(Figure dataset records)
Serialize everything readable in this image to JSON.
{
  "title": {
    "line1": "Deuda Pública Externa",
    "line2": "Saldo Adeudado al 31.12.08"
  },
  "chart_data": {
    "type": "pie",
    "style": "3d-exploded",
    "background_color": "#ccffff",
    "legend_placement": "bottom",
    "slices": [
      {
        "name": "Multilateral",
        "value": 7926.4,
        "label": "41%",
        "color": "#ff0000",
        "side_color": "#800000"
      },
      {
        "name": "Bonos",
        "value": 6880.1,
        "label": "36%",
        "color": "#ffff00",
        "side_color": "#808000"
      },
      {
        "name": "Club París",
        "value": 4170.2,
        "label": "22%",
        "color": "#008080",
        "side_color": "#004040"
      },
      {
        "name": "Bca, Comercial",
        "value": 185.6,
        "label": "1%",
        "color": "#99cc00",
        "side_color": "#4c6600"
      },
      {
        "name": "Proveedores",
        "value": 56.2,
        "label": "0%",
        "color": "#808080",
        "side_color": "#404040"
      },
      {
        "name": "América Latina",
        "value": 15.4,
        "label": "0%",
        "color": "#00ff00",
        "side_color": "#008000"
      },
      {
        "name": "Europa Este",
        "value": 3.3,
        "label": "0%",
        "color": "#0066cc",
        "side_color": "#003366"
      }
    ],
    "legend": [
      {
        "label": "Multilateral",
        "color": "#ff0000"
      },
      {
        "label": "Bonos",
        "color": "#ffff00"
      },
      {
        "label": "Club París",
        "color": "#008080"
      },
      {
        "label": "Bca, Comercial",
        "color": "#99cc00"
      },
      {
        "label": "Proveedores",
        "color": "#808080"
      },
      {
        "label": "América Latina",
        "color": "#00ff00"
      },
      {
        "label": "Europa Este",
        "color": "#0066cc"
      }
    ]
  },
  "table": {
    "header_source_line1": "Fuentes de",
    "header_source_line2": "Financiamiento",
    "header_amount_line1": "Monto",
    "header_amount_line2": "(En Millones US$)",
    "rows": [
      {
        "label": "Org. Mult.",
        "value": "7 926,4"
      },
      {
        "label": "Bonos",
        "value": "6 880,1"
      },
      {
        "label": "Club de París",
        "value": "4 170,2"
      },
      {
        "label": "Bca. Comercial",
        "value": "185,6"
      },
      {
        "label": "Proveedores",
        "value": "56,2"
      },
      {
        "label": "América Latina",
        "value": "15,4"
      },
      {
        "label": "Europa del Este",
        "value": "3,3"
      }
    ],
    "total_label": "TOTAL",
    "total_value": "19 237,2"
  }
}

- _Written request_: From the preceding material, extract every line exactly.

- _Response to the exercise_:
Serialize everything readable in this image to JSON.
{
  "title": {
    "line1": "Deuda Pública Externa",
    "line2": "Saldo Adeudado al 31.12.08"
  },
  "chart_data": {
    "type": "pie",
    "style": "3d-exploded",
    "background_color": "#ccffff",
    "legend_placement": "bottom",
    "slices": [
      {
        "name": "Multilateral",
        "value": 7926.4,
        "label": "41%",
        "color": "#ff0000",
        "side_color": "#800000"
      },
      {
        "name": "Bonos",
        "value": 6880.1,
        "label": "36%",
        "color": "#ffff00",
        "side_color": "#808000"
      },
      {
        "name": "Club París",
        "value": 4170.2,
        "label": "22%",
        "color": "#008080",
        "side_color": "#004040"
      },
      {
        "name": "Bca, Comercial",
        "value": 185.6,
        "label": "1%",
        "color": "#99cc00",
        "side_color": "#4c6600"
      },
      {
        "name": "Proveedores",
        "value": 56.2,
        "label": "0%",
        "color": "#808080",
        "side_color": "#404040"
      },
      {
        "name": "América Latina",
        "value": 15.4,
        "label": "0%",
        "color": "#00ff00",
        "side_color": "#008000"
      },
      {
        "name": "Europa Este",
        "value": 3.3,
        "label": "0%",
        "color": "#0066cc",
        "side_color": "#003366"
      }
    ],
    "legend": [
      {
        "label": "Multilateral",
        "color": "#ff0000"
      },
      {
        "label": "Bonos",
        "color": "#ffff00"
      },
      {
        "label": "Club París",
        "color": "#008080"
      },
      {
        "label": "Bca, Comercial",
        "color": "#99cc00"
      },
      {
        "label": "Proveedores",
        "color": "#808080"
      },
      {
        "label": "América Latina",
        "color": "#00ff00"
      },
      {
        "label": "Europa Este",
        "color": "#0066cc"
      }
    ]
  },
  "table": {
    "header_source_line1": "Fuentes de",
    "header_source_line2": "Financiamiento",
    "header_amount_line1": "Monto",
    "header_amount_line2": "(En Millones US$)",
    "rows": [
      {
        "label": "Org. Mult.",
        "value": "7 926,4"
      },
      {
        "label": "Bonos",
        "value": "6 880,1"
      },
      {
        "label": "Club de París",
        "value": "4 170,2"
      },
      {
        "label": "Bca. Comercial",
        "value": "185,6"
      },
      {
        "label": "Proveedores",
        "value": "56,2"
      },
      {
        "label": "América Latina",
        "value": "15,4"
      },
      {
        "label": "Europa del Este",
        "value": "3,3"
      }
    ],
    "total_label": "TOTAL",
    "total_value": "19 237,2"
  }
}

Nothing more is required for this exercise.